Document segment
§
Re: [PR] PHOENIX-7871 :- Fail-fast batched mutation block via DNRIOE inheritance [phoenix]

via GitHub Fri, 29 May 2026 15:09:09 -0700


tkhurana commented on code in PR #2491:
URL: https://github.com/apache/phoenix/pull/2491#discussion_r3327134255



##########
phoenix-core/src/it/java/org/apache/phoenix/end2end/index/IndexRegionObserverMutationBlockingIT.java:
##########
@@ -277,12 +277,276 @@ public void 
testSystemHAGroupTableMutationsAllowedDuringActiveToStandby() throws
     }
   }
 
+  /**
+   * Walks the cause chain of a {@link CommitException} looking for a
+   * {@link MutationBlockedIOException}. Handles two paths:
+   * <ul>
+   *   <li>Direct chain — {@code MutationBlockedIOException} now extends
+   *       {@link org.apache.hadoop.hbase.DoNotRetryIOException}, so HBase's 
RPC retry layers
+   *       fail-fast and propagate the exception without wrapping it in
+   *       {@link RetriesExhaustedWithDetailsException}.</li>
+   *   <li>REWDE-wrapped — the legacy retry path; preserved here for any 
caller that still
+   *       reaches it (defense-in-depth).</li>
+   * </ul>
+   */
   private boolean containsMutationBlockedException(CommitException e) {
-    Throwable cause = e.getCause();
-    if (cause instanceof RetriesExhaustedWithDetailsException) {
-      RetriesExhaustedWithDetailsException re = 
(RetriesExhaustedWithDetailsException) cause;
-      return re.getCause(0) instanceof MutationBlockedIOException;
+    Throwable t = e.getCause();
+    while (t != null) {
+      if (t instanceof MutationBlockedIOException) {
+        return true;
+      }
+      if (t instanceof RetriesExhaustedWithDetailsException) {
+        RetriesExhaustedWithDetailsException re = 
(RetriesExhaustedWithDetailsException) t;
+        for (int i = 0; i < re.getNumExceptions(); i++) {
+          if (re.getCause(i) instanceof MutationBlockedIOException) {
+            return true;
+          }
+        }
+      }
+      t = t.getCause();
     }
     return false;
   }
+
+  /**
+   * Regression test for the fail-fast fix on the batched-mutation path. The 
fix is the inheritance
+   * change on {@link MutationBlockedIOException} — it now extends
+   * {@code DoNotRetryIOException}, signaling intent to fail fast.
§
Raw records
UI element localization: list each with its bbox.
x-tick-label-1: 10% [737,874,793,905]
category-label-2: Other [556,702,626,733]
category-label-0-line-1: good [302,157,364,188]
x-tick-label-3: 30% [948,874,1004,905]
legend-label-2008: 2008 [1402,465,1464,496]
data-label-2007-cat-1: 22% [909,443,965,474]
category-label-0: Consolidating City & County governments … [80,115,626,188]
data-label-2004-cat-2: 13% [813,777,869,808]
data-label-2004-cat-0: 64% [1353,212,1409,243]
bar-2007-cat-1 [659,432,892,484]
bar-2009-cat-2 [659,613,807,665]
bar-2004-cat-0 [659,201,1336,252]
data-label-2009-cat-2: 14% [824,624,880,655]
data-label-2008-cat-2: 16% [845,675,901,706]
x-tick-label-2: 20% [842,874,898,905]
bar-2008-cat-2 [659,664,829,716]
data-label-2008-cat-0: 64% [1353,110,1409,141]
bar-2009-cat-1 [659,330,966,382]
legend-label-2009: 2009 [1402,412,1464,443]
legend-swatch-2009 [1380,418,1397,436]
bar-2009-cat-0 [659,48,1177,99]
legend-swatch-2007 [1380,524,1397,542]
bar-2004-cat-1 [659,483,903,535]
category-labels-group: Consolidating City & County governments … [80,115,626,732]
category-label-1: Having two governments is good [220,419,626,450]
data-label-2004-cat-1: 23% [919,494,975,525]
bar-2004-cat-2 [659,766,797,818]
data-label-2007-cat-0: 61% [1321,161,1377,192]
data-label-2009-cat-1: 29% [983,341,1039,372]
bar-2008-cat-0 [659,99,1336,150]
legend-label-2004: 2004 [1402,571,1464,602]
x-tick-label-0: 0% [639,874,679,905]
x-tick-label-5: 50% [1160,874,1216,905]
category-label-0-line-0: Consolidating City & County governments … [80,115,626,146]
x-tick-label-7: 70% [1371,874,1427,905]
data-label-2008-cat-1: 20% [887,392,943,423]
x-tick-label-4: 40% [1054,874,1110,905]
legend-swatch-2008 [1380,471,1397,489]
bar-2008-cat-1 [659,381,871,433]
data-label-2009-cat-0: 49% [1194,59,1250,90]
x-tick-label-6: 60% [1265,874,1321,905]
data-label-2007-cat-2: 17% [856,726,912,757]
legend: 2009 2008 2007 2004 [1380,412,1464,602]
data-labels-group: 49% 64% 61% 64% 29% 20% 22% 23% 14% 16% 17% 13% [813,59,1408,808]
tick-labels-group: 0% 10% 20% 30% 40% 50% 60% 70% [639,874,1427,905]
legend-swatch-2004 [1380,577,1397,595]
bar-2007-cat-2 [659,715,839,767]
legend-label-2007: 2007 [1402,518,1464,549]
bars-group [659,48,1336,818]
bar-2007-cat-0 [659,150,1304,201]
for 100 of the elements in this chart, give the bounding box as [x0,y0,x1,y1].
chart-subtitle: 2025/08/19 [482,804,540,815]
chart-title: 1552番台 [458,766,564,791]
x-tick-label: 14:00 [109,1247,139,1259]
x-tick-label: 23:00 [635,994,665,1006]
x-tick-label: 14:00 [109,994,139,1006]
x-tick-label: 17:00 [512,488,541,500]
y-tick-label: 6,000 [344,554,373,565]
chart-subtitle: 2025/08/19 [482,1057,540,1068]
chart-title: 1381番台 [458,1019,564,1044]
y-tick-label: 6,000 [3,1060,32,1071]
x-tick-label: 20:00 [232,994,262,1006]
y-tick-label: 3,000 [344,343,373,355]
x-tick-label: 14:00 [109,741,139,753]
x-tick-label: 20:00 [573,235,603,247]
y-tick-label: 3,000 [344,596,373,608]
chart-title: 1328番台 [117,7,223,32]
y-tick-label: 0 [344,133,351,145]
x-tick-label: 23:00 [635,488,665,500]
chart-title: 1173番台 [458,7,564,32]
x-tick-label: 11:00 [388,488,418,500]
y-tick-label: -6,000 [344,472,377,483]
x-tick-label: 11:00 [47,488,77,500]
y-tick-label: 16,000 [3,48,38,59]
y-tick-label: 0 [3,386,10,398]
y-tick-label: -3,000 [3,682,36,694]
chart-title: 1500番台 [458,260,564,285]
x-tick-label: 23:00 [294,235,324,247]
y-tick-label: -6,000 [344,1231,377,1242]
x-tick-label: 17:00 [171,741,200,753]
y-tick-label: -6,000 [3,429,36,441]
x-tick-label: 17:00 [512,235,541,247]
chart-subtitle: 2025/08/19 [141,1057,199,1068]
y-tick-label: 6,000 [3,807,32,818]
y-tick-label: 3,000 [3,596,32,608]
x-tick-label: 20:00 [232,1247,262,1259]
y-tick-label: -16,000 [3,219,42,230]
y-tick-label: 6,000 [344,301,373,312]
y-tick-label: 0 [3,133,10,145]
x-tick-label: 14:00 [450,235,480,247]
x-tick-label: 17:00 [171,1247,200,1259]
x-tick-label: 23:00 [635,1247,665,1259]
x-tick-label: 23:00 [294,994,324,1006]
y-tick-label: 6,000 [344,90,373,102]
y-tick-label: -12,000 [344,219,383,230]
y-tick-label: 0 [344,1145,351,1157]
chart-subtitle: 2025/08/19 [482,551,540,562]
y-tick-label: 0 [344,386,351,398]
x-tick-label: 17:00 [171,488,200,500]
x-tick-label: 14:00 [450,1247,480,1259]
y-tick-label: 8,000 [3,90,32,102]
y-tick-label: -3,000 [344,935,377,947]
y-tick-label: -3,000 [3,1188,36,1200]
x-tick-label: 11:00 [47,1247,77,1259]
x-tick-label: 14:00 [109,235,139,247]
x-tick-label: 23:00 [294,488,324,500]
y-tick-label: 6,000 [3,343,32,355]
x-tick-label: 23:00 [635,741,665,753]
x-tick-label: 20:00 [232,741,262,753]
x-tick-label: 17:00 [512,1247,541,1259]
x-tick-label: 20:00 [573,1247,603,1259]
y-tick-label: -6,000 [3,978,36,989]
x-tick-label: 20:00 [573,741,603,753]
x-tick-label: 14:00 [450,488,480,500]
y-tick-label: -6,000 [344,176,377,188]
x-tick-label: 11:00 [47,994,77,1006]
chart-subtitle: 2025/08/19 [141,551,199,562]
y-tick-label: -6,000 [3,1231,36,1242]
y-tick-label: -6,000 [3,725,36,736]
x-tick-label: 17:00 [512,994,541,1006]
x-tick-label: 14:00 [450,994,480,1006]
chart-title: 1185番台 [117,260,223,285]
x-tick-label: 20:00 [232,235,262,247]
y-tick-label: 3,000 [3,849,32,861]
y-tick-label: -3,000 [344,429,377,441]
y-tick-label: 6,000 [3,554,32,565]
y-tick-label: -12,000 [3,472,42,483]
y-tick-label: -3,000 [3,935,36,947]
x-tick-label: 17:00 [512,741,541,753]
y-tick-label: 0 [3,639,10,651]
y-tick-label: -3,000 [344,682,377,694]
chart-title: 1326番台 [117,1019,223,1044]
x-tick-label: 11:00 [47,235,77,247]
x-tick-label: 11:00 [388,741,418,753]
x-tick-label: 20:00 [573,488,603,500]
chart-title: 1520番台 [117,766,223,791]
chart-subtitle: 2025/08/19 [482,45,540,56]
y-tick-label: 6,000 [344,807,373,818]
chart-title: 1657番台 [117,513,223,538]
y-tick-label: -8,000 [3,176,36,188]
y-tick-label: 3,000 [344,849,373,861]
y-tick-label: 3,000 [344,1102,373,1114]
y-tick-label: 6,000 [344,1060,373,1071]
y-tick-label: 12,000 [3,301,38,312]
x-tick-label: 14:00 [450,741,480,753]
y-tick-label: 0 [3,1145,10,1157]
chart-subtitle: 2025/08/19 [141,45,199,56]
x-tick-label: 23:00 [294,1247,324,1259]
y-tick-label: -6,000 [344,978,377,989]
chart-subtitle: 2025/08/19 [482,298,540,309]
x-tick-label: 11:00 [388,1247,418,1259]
§
Requests
A) Please give the listing's lines as a JSON list of strings, one string per line with blank lines left out, running from the first line of the listing through the line that contains "category-labels-group: Consolidating City", both included.
B) Take the Phoenix pull request review further, picking up right after its last line.

Answer set
A)
[
  "UI element localization: list each with its bbox.",
  "x-tick-label-1: 10% [737,874,793,905]",
  "category-label-2: Other [556,702,626,733]",
  "category-label-0-line-1: good [302,157,364,188]",
  "x-tick-label-3: 30% [948,874,1004,905]",
  "legend-label-2008: 2008 [1402,465,1464,496]",
  "data-label-2007-cat-1: 22% [909,443,965,474]",
  "category-label-0: Consolidating City & County governments … [80,115,626,188]",
  "data-label-2004-cat-2: 13% [813,777,869,808]",
  "data-label-2004-cat-0: 64% [1353,212,1409,243]",
  "bar-2007-cat-1 [659,432,892,484]",
  "bar-2009-cat-2 [659,613,807,665]",
  "bar-2004-cat-0 [659,201,1336,252]",
  "data-label-2009-cat-2: 14% [824,624,880,655]",
  "data-label-2008-cat-2: 16% [845,675,901,706]",
  "x-tick-label-2: 20% [842,874,898,905]",
  "bar-2008-cat-2 [659,664,829,716]",
  "data-label-2008-cat-0: 64% [1353,110,1409,141]",
  "bar-2009-cat-1 [659,330,966,382]",
  "legend-label-2009: 2009 [1402,412,1464,443]",
  "legend-swatch-2009 [1380,418,1397,436]",
  "bar-2009-cat-0 [659,48,1177,99]",
  "legend-swatch-2007 [1380,524,1397,542]",
  "bar-2004-cat-1 [659,483,903,535]",
  "category-labels-group: Consolidating City & County governments … [80,115,626,732]"
]

B)
+   *
+   * <p>Empirical verification: server-side rehydration (via
+   * {@code ProtobufUtil.toException}) delivers a real {@code 
MutationBlockedIOException} instance
+   * to HBase's batched-RPC retry layer ({@code 
AsyncRequestFutureImpl.manageError}); the
+   * {@code instanceof DoNotRetryIOException} check at line 749 returns true 
post-inheritance, so
+   * no retries fire and the failure surfaces immediately. The inheritance 
change alone is
+   * sufficient for the batched path.
+   *
+   * <p>Test asserts:
+   * <ol>
+   *   <li>An {@link MutationBlockedIOException} appears somewhere on the 
{@link CommitException}
+   *       cause chain (proves the server gate fired).</li>
+   *   <li>Wall-clock duration of the failed commit is well below the pre-fix 
HBase retry-budget
+   *       tail (which was on the order of tens of seconds for default 16 
retries × per-retry
+   *       timeout). A bound of {@code MAX_FAIL_FAST_DURATION_MS} captures 
this with generous
+   *       headroom for slow CI; on a healthy mini-cluster the actual duration 
is
+   *       sub-second.</li>
+   * </ol>
+   */
+  @Test
+  public void testMutationBlockedFailsFastWithDNRIOE() throws Exception {
+    String dataTableName = generateUniqueName();
+    String indexName = generateUniqueName();
+
+    try (FailoverPhoenixConnection conn = (FailoverPhoenixConnection) 
DriverManager
+      .getConnection(CLUSTERS.getJdbcHAUrl(), clientProps)) {
+      conn.createStatement().execute(
+        "CREATE TABLE " + dataTableName + " (id VARCHAR PRIMARY KEY, name 
VARCHAR, age INTEGER)");
+      conn.createStatement()
+        .execute("CREATE INDEX " + indexName + " ON " + dataTableName + 
"(name)");
+
+      // Set up HAGroupStoreRecord that will block mutations 
(ACTIVE_TO_STANDBY state)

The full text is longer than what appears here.